• **The data**:
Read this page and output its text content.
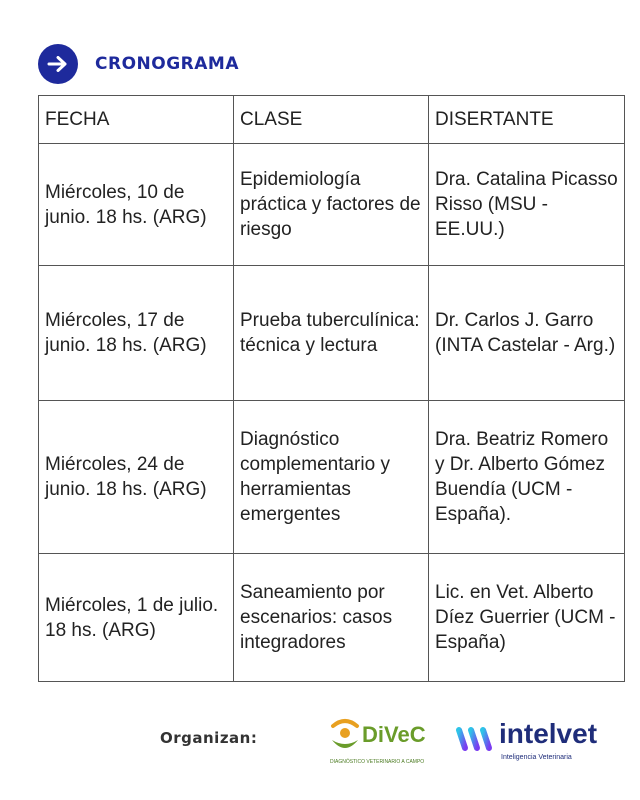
CRONOGRAMA
FECHA	CLASE	DISERTANTE
Miércoles, 10 de junio. 18 hs. (ARG)	Epidemiología práctica y factores de riesgo	Dra. Catalina Picasso Risso (MSU - EE.UU.)
Miércoles, 17 de junio. 18 hs. (ARG)	Prueba tuberculínica: técnica y lectura	Dr. Carlos J. Garro (INTA Castelar - Arg.)
Miércoles, 24 de junio. 18 hs. (ARG)	Diagnóstico complementario y herramientas emergentes	Dra. Beatriz Romero y Dr. Alberto Gómez Buendía (UCM - España).
Miércoles, 1 de julio. 18 hs. (ARG)	Saneamiento por escenarios: casos integradores	Lic. en Vet. Alberto Díez Guerrier (UCM - España)
Organizan:	DiVeC
DIAGNÓSTICO VETERINARIO A CAMPO
intelvet
Inteligencia Veterinaria
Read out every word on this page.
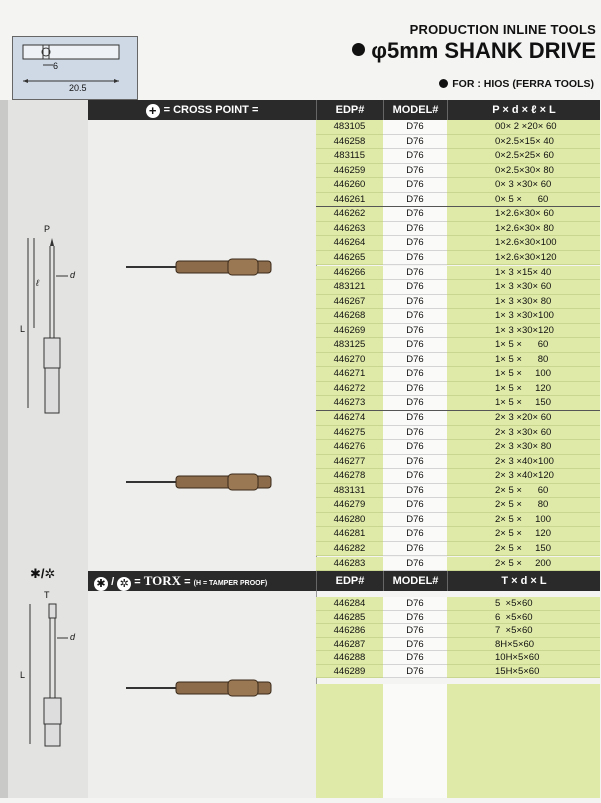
PRODUCTION INLINE TOOLS
φ5mm SHANK DRIVE
FOR : HIOS (FERRA TOOLS)
6
20.5
+ = CROSS POINT =	EDP#	MODEL#	P × d × ℓ × L
P
d
ℓ
L
✱ / ✲ = TORX = (H = TAMPER PROOF)	EDP#	MODEL#	T × d × L
✱/✲
T
d
L
483105	D76	00× 2 ×20× 60
446258	D76	0×2.5×15× 40
483115	D76	0×2.5×25× 60
446259	D76	0×2.5×30× 80
446260	D76	0× 3 ×30× 60
446261	D76	0× 5 ×      60
446262	D76	1×2.6×30× 60
446263	D76	1×2.6×30× 80
446264	D76	1×2.6×30×100
446265	D76	1×2.6×30×120
446266	D76	1× 3 ×15× 40
483121	D76	1× 3 ×30× 60
446267	D76	1× 3 ×30× 80
446268	D76	1× 3 ×30×100
446269	D76	1× 3 ×30×120
483125	D76	1× 5 ×      60
446270	D76	1× 5 ×      80
446271	D76	1× 5 ×     100
446272	D76	1× 5 ×     120
446273	D76	1× 5 ×     150
446274	D76	2× 3 ×20× 60
446275	D76	2× 3 ×30× 60
446276	D76	2× 3 ×30× 80
446277	D76	2× 3 ×40×100
446278	D76	2× 3 ×40×120
483131	D76	2× 5 ×      60
446279	D76	2× 5 ×      80
446280	D76	2× 5 ×     100
446281	D76	2× 5 ×     120
446282	D76	2× 5 ×     150
446283	D76	2× 5 ×     200
446284	D76	5  ×5×60
446285	D76	6  ×5×60
446286	D76	7  ×5×60
446287	D76	8H×5×60
446288	D76	10H×5×60
446289	D76	15H×5×60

• **Exercise aim**: Using the listing above, gather each line that holds the string "junio" and copy it.

• **Answer**:
Miércoles, 10 de junio. 18 hs. (ARG)	Epidemiología práctica y factores de riesgo	Dra. Catalina Picasso Risso (MSU - EE.UU.)
Miércoles, 17 de junio. 18 hs. (ARG)	Prueba tuberculínica: técnica y lectura	Dr. Carlos J. Garro (INTA Castelar - Arg.)
Miércoles, 24 de junio. 18 hs. (ARG)	Diagnóstico complementario y herramientas emergentes	Dra. Beatriz Romero y Dr. Alberto Gómez Buendía (UCM - España).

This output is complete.